Dataset items:
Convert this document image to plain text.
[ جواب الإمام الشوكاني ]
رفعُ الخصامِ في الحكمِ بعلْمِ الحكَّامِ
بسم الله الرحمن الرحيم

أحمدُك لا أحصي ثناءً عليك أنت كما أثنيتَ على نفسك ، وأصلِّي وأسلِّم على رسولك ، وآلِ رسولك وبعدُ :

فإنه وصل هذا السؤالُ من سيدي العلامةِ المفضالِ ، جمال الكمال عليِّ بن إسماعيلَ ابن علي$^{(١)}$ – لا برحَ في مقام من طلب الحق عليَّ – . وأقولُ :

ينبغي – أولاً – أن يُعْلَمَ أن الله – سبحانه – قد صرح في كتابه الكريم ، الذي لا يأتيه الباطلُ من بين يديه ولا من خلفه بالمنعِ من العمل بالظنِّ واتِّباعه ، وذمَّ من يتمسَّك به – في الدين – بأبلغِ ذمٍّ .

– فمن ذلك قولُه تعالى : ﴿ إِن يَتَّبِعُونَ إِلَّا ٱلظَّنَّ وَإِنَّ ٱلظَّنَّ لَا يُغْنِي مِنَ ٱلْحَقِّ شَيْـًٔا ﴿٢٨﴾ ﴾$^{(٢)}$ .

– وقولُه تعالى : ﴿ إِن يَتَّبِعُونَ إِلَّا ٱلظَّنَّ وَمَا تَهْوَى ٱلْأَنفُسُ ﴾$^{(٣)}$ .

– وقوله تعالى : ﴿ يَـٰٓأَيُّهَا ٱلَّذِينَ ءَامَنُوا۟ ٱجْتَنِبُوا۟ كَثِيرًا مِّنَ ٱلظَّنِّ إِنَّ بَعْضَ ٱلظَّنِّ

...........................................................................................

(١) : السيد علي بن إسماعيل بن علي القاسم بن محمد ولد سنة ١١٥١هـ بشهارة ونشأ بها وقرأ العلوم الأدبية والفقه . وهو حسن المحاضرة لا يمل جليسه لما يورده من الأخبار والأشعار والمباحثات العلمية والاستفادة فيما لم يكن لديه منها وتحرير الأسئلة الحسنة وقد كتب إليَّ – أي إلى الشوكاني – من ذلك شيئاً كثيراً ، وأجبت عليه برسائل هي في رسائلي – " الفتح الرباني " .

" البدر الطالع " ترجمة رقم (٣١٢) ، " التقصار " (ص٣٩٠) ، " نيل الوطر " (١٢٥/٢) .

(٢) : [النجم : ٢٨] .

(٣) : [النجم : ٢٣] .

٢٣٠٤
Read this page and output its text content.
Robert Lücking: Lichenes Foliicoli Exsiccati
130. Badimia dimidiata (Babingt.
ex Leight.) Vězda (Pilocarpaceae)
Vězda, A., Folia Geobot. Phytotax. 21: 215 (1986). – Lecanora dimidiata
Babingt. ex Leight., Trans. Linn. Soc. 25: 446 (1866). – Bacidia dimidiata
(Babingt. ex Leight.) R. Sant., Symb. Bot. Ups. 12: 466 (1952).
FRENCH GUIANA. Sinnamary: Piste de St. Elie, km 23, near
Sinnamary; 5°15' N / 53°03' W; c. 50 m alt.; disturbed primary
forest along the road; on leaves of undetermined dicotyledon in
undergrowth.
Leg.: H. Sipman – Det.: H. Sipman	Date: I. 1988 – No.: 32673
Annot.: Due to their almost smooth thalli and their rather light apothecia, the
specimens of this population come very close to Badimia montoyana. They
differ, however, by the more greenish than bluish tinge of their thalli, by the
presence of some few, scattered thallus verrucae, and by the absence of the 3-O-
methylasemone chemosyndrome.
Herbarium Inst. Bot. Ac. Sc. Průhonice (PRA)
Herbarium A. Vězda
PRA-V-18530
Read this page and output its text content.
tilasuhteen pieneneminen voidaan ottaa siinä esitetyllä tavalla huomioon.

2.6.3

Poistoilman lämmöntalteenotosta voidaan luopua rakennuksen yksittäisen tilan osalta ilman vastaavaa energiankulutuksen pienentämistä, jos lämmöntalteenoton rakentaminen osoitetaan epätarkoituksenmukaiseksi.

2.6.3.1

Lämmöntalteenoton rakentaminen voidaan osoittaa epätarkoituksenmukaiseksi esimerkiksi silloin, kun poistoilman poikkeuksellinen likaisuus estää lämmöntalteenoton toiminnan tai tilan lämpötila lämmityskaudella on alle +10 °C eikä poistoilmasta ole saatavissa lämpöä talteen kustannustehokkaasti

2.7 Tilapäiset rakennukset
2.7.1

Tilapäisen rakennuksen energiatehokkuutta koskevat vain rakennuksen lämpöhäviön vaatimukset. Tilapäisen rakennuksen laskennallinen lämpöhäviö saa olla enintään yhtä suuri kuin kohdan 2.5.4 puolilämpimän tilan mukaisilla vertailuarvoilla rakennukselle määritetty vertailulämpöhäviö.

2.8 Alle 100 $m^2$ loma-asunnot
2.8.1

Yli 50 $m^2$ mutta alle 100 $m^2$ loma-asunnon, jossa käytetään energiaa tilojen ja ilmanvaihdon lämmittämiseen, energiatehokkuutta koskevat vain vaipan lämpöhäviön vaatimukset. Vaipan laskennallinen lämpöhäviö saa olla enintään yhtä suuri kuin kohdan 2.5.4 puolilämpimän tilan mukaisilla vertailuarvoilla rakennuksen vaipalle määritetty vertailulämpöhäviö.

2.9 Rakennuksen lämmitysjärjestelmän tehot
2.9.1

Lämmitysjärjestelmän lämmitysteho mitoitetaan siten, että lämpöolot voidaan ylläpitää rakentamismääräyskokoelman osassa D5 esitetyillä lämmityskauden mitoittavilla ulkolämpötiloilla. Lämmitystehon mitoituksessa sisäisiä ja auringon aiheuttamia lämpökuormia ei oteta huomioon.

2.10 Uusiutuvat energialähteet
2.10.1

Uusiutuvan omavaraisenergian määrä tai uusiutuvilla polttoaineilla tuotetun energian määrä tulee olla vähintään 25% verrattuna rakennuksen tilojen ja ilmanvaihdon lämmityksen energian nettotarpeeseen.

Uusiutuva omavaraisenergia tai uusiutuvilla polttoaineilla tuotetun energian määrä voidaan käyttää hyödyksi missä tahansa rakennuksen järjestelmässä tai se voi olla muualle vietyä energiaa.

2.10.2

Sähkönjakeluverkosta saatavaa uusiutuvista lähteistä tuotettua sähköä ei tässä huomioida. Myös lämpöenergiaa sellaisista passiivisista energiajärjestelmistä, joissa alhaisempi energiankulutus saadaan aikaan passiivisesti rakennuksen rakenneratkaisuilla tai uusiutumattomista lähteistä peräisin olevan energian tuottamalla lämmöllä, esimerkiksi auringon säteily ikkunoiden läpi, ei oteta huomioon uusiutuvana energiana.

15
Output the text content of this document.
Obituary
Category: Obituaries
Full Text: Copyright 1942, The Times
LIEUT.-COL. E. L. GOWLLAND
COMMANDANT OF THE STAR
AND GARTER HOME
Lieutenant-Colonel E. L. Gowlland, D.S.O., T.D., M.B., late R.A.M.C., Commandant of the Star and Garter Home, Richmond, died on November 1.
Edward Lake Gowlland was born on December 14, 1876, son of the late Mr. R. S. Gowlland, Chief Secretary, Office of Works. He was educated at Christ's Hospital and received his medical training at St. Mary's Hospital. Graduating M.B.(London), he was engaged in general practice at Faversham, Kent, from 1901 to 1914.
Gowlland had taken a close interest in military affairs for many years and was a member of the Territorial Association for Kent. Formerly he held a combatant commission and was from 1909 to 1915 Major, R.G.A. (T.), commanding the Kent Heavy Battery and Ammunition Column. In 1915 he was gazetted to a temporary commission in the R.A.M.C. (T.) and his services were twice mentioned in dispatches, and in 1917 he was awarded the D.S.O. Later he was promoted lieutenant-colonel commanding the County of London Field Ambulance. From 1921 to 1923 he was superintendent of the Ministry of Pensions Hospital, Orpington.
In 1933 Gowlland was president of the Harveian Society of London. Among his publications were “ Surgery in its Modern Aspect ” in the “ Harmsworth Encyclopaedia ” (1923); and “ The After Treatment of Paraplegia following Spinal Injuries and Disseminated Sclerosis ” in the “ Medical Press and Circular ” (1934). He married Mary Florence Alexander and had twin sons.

WHAT NEEDS TO BE DONE - Extract all lines from the material above that include the word "puolilämpimän".

RESPONSE TO THE TASK -
Tilapäisen rakennuksen energiatehokkuutta koskevat vain rakennuksen lämpöhäviön vaatimukset. Tilapäisen rakennuksen laskennallinen lämpöhäviö saa olla enintään yhtä suuri kuin kohdan 2.5.4 puolilämpimän tilan mukaisilla vertailuarvoilla rakennukselle määritetty vertailulämpöhäviö.
Yli 50 $m^2$ mutta alle 100 $m^2$ loma-asunnon, jossa käytetään energiaa tilojen ja ilmanvaihdon lämmittämiseen, energiatehokkuutta koskevat vain vaipan lämpöhäviön vaatimukset. Vaipan laskennallinen lämpöhäviö saa olla enintään yhtä suuri kuin kohdan 2.5.4 puolilämpimän tilan mukaisilla vertailuarvoilla rakennuksen vaipalle määritetty vertailulämpöhäviö.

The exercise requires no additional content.